▸ **To do**: Write out the part of the article on Chattanooga Matters that opens with the words containing "The economic downturn" and closes with "organization's biggest achievement.", copying it word for word.

On Dec. 31, having been a Christian ministry incubator for more than a quarter century and sowing dozens of new plants, Chattanooga Matters will pull up that stake.
"We have run our course and done our job," said Mr. McNelly, executive director of the group originally known as the Chattanooga Resource Foundation. "The type of ministry that was started 26 years ago was needed for the city and accomplished great things through the years."
The economic downturn was "one piece of the puzzle" that led to the board's decision to close, but not the only one, Mr. McNelly said. A decline in donations and interest over at least the past five years also contributed, he said.
The organization helped launch nondenominational faith-based ministries such as First Things First, the Scenic City Women's Network and the Chattanooga Youth Network. It also offered a leadership class that graduated more than 475 people, including U.S. Rep. Zach Wamp, R-Tenn., and Hamilton County Sheriff Jim Hammond.
Mr. McNelly said encouraging emerging leaders in the city through venues such as the leadership classes may be the organization's biggest achievement.
"They are now the catalysts out in the community to promote the biblical world view that we're all in this together -- that we're all part of the same family," he said.
Former Tennessee state Sen. David Fowler, state Rep. Richard Floyd and Sheriff Hammond said the relationships they made in the leadership classes were valuable and eye-opening.
"It was a wonderful opportunity to be moved beyond your own environment and experience and to see and develop relationships with other Christians (despite the) denominational, racial and economic barriers that often separate us," Mr. Fowler said.
The diverse class, according to Mr. Floyd, included people from every sector of the business community.
Mr. Fowler, now president of the Family Action Council of Tennessee, was a graduate of the first leadership class in the 1990s and later the organization's board president. He said the class crystallized his call to public service.

▸ **Records supplied**:
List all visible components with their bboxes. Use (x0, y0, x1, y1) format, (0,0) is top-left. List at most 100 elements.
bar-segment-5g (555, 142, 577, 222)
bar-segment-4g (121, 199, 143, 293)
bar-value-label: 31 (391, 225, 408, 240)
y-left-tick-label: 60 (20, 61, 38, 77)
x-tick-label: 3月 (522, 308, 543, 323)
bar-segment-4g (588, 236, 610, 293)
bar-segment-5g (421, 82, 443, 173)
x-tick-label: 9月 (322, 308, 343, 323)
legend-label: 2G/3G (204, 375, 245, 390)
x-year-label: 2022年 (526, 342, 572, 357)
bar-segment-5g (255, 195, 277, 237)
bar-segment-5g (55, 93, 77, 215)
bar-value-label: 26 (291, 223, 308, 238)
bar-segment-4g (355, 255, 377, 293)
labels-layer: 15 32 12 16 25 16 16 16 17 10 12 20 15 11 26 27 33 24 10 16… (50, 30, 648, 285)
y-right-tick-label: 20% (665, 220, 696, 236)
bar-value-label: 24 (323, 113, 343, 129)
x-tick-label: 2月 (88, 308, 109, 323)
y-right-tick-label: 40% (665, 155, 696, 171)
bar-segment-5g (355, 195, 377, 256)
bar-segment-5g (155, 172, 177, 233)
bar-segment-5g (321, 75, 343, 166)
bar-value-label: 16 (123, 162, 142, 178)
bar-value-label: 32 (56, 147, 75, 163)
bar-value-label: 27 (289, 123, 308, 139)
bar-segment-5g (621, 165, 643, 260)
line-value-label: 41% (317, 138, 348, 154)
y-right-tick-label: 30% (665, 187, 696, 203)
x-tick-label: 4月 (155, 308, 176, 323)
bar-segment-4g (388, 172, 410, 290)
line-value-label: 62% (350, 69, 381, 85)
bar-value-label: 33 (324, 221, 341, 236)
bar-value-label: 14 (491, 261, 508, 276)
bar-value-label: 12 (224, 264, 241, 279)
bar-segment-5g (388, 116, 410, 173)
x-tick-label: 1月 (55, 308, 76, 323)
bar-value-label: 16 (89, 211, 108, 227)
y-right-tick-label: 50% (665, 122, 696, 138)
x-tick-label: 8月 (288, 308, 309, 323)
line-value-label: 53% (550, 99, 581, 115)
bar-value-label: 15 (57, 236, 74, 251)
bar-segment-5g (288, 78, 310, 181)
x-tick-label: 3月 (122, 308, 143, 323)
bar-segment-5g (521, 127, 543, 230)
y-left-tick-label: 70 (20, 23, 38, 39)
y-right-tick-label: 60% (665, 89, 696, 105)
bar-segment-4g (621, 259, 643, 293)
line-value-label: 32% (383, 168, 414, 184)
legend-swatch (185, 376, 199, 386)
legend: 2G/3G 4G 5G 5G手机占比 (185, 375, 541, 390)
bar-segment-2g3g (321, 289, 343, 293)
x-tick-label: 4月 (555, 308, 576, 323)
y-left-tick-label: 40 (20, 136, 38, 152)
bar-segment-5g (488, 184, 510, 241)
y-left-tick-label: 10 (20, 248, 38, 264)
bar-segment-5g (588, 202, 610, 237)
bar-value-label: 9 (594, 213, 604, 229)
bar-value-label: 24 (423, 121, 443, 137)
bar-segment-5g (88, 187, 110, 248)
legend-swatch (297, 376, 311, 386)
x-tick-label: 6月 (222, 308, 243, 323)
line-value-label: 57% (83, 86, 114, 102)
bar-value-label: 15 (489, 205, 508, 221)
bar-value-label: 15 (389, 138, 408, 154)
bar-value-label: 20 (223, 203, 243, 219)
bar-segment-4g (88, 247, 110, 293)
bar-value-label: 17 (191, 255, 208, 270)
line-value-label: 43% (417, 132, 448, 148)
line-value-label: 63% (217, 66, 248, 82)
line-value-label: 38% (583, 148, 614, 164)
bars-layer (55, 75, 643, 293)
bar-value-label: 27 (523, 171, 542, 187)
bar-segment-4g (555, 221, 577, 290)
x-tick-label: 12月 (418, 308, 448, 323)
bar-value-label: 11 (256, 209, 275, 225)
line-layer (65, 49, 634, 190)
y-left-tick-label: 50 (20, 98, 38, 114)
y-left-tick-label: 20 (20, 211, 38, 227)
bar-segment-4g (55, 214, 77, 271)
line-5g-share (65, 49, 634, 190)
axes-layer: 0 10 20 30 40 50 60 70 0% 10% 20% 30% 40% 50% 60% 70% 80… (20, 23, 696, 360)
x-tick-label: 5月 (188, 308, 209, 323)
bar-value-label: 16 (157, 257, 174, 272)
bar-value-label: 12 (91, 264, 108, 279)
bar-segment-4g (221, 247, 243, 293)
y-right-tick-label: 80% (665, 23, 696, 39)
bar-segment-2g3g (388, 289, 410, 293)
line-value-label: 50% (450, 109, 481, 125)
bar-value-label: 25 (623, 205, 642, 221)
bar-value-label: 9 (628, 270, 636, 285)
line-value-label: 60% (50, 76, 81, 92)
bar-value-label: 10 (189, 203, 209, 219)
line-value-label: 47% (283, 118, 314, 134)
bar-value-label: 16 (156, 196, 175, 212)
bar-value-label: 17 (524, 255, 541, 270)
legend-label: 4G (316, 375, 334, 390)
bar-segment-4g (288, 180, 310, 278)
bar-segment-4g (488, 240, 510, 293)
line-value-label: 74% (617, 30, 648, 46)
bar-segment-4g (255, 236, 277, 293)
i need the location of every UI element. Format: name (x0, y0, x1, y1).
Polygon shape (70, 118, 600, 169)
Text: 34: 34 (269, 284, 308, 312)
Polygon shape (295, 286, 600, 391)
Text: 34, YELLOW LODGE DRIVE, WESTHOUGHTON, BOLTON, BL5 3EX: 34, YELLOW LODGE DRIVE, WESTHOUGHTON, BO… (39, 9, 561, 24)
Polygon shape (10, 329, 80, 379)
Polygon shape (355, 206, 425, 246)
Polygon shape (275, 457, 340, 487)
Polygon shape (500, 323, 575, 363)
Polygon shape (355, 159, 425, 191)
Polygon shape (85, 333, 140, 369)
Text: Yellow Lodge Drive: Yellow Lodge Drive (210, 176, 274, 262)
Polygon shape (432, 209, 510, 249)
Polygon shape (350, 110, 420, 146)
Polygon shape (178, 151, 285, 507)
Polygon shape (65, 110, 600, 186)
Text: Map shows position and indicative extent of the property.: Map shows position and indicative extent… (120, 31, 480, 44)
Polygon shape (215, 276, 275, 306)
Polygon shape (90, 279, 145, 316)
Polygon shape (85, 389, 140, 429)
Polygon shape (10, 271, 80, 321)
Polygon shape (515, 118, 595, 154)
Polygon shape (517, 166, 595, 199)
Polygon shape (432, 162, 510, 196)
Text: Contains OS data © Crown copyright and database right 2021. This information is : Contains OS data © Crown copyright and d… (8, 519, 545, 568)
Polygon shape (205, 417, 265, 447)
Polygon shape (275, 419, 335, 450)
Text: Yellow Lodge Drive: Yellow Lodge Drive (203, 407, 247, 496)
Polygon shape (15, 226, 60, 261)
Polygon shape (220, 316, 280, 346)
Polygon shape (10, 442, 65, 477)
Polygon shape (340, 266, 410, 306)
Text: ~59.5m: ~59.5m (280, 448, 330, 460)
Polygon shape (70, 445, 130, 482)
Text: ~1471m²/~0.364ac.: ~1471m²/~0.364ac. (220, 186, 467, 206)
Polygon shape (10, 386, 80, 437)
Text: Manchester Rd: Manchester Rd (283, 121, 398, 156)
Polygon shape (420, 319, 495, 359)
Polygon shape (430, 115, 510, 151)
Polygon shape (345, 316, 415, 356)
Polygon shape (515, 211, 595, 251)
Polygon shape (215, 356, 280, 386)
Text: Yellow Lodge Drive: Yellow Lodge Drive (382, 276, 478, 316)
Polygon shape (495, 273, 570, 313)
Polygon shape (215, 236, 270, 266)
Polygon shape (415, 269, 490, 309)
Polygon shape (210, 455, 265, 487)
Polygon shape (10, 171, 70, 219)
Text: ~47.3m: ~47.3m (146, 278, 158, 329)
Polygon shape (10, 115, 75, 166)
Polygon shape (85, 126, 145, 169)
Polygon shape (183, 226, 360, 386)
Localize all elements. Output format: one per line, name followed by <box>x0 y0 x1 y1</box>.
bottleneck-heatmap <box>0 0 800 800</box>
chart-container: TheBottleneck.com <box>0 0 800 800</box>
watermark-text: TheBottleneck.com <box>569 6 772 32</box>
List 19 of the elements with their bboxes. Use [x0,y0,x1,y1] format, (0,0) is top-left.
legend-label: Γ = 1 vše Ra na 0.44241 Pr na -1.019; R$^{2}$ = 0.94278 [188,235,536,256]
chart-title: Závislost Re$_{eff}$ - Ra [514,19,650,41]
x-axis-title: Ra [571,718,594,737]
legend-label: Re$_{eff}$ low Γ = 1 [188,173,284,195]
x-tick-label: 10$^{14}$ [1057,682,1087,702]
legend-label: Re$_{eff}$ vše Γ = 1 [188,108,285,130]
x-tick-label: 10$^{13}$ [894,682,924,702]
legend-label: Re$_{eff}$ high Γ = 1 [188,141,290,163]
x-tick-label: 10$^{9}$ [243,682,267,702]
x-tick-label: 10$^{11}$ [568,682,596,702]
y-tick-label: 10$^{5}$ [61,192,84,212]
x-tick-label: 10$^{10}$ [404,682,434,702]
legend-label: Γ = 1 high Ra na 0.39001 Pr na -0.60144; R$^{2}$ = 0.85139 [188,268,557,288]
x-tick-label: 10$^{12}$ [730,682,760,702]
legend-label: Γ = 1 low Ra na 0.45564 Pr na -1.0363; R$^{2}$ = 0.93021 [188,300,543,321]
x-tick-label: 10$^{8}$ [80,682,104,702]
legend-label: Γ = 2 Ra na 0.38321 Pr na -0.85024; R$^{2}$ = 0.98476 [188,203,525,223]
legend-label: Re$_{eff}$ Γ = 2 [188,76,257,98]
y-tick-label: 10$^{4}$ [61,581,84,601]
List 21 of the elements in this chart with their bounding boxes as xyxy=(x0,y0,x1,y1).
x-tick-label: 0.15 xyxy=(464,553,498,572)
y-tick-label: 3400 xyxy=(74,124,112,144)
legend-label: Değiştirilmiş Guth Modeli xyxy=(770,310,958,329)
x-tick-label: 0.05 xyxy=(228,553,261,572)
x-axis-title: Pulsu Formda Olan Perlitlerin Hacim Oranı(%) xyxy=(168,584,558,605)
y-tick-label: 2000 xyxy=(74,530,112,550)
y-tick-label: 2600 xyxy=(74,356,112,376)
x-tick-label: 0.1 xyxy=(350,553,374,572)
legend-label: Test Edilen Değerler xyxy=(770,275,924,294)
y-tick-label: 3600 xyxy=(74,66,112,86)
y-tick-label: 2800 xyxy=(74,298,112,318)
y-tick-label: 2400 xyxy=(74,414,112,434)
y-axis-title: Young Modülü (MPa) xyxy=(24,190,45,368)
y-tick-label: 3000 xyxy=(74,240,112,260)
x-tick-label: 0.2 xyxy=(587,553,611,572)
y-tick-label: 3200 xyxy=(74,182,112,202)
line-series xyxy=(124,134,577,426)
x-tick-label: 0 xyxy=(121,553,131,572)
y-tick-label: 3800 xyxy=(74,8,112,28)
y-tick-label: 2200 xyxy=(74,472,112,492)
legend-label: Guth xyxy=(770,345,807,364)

▸ **Written answer**:
The economic downturn was "one piece of the puzzle" that led to the board's decision to close, but not the only one, Mr. McNelly said. A decline in donations and interest over at least the past five years also contributed, he said.
The organization helped launch nondenominational faith-based ministries such as First Things First, the Scenic City Women's Network and the Chattanooga Youth Network. It also offered a leadership class that graduated more than 475 people, including U.S. Rep. Zach Wamp, R-Tenn., and Hamilton County Sheriff Jim Hammond.
Mr. McNelly said encouraging emerging leaders in the city through venues such as the leadership classes may be the organization's biggest achievement.